## GIVEN TEXT
####

Chapters
On this page
Introduction
YouTube is a massive video streaming platform supporting video uploads, playback, and various interactions. This chapter focuses on designing a scalable video streaming system with the following core features:
- Fast video uploads
- Smooth video streaming
- Ability to change video quality
- Low infrastructure cost
- High availability and reliability
Key Statistics (2020)
- 2 billion monthly active users
- 5 billion videos watched per day
- 37% of mobile internet traffic comes from YouTube
- Available in 80 languages
- $15.1 billion ad revenue in 2019
Step 1: Understand the Problem and Scope
Core Functionalities
- Upload videos
- Watch videos
Supported Platforms
- Mobile apps, web browsers, and smart TVs
Assumptions
- Daily Active Users (DAU): 5 million
- Average Video Size: 300 MB
- Upload Limits: Max 1 GB per video
- Daily Storage Need: 150 TB
- CDN Costs: 5 million _ 5 videos _ 0.3GB * $0.02 = $150,000/day (using Amazon CloudFront)
Step 2: High-Level Design
Components
- Client: Devices like smartphones, computers, and TVs.
- CDN (Content Delivery Network): Stores and streams videos.
- API Servers: Handles all user interactions except video streaming (e.g., uploads, metadata updates).
- Metadata Database: Stores video metadata (e.g., title, description, size).
- Original Storage: Blob storage for uploaded videos.
- Transcoding Servers: Convert videos into multiple resolutions and formats.
- Transcoded Storage: Blob storage for transcoded videos.
Core Workflows
1. Video Uploading Flow
-
Parallel Processes:
- Upload video to original storage.
- Update video metadata in the database.

####

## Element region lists
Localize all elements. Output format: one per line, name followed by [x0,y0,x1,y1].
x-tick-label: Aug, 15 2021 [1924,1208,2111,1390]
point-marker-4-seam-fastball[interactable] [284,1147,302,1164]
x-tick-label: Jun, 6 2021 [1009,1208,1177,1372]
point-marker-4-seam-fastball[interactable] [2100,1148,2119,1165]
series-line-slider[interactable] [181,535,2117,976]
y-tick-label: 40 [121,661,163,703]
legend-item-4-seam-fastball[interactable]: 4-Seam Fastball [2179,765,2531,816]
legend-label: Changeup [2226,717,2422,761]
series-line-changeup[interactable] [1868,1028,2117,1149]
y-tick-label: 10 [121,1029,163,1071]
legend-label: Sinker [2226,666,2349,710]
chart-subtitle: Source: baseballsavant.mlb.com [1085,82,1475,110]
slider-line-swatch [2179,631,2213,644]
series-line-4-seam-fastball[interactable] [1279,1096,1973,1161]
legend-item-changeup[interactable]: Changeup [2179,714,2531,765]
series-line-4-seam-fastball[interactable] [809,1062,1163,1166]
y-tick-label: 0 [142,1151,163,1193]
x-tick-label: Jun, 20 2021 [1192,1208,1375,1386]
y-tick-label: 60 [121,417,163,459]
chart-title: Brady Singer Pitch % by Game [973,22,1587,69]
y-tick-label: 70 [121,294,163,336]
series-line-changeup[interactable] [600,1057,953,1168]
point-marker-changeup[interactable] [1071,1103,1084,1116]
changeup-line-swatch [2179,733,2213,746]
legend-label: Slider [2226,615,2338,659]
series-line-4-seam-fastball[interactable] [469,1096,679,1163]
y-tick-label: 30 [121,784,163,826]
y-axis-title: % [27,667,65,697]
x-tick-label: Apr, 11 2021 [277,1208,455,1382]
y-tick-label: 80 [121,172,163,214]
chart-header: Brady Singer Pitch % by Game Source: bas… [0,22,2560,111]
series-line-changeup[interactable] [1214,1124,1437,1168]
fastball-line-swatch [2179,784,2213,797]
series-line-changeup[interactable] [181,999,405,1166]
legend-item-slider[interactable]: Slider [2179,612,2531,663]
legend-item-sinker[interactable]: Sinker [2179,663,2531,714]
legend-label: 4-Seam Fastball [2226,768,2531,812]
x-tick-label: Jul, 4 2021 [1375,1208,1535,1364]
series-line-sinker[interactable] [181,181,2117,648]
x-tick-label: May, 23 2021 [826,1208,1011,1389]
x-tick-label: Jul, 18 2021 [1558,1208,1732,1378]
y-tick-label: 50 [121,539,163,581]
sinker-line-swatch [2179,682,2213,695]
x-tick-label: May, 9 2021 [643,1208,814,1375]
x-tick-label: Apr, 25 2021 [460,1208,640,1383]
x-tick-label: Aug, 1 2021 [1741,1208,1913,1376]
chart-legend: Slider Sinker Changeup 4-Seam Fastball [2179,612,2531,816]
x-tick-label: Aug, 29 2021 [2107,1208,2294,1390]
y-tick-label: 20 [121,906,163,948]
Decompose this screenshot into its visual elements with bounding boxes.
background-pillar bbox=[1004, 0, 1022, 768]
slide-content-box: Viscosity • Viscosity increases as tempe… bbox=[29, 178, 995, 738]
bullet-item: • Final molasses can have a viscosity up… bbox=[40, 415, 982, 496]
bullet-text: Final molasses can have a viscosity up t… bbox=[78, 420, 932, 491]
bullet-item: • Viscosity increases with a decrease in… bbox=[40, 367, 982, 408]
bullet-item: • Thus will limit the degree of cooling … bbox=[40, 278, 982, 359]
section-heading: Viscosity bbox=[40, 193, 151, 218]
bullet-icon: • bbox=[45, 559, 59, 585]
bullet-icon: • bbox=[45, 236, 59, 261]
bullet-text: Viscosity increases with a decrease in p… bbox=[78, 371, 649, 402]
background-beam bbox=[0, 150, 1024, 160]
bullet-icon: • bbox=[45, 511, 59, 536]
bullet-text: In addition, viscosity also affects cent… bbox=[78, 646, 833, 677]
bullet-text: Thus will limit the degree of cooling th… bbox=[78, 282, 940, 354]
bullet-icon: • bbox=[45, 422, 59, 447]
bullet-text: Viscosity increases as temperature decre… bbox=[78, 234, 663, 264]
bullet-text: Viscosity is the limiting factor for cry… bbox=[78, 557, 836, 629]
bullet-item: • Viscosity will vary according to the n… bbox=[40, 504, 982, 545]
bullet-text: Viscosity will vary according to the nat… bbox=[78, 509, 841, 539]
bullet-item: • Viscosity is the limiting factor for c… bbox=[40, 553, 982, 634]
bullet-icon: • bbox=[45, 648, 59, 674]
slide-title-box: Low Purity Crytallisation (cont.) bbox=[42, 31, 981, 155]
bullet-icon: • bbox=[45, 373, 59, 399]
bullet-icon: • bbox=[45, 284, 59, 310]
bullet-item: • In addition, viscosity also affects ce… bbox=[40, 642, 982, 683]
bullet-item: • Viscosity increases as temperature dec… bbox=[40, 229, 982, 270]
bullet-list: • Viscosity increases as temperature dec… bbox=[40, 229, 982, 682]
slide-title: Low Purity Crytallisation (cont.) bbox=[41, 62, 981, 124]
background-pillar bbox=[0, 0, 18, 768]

####

## OBJECTIVES
• a. In the video streaming design text, what is the maximum upload size allowed for a single video?
• b. Reproduce the part of the video streaming design text that begins at the words "- API Servers: Handles" and ends after "to original storage.".
• c. Continue the video streaming design text, starting after its last line.

## WRITTEN RESPONSES
• a. 1 GB per video.

• b.
- API Servers: Handles all user interactions except video streaming (e.g., uploads, metadata updates).
- Metadata Database: Stores video metadata (e.g., title, description, size).
- Original Storage: Blob storage for uploaded videos.
- Transcoding Servers: Convert videos into multiple resolutions and formats.
- Transcoded Storage: Blob storage for transcoded videos.
Core Workflows
1. Video Uploading Flow
-
Parallel Processes:
- Upload video to original storage.

• c.
-
Video Upload (Steps):
- [1] Videos are uploaded to blob storage. - [2] Transcoding servers convert videos to multiple formats. - [3] One trasncoding is complete, following two steps are exectued in parallel. - [3a] Transcoded videos are sent to transcoded storage. - [3b] Transcoding completion events are queued in the completion queue. - [3a.1] Videos are distributed to the CDN. - [3b.1] Completion handlers update metadata and inform users.
-
Metadata Upload (Steps):
- The client in parallel sends a request to update the video metadata - The request contains video metadata, including file name, size, format, etc.
2. Video Streaming Flow
- Videos are streamed directly from the CDN using edge servers to minimize latency.
- Some of te popular streaming protocols are MPEG_DASH, Apple HLS, Adobe HDS.
- Different streaming protocols support different video encodings and playback players.
Step 3: Design Deep Dive
Video Transcoding
Importance
- Raw video consumes large amounts of storage space. It Reduces storage space.
- Ensures compatibility across devices and browsers.
- Adapts video quality to network conditions.
Components
- Container: Encapsulates video, audio, and metadata (e.g., MP4, AVI).
- Codecs: Compression and Decompression algorithms (e.g., H.264, VP9).
Directed Acyclic Graph (DAG) Model
-
Transcoding a video is computationally expensive and time-consuming.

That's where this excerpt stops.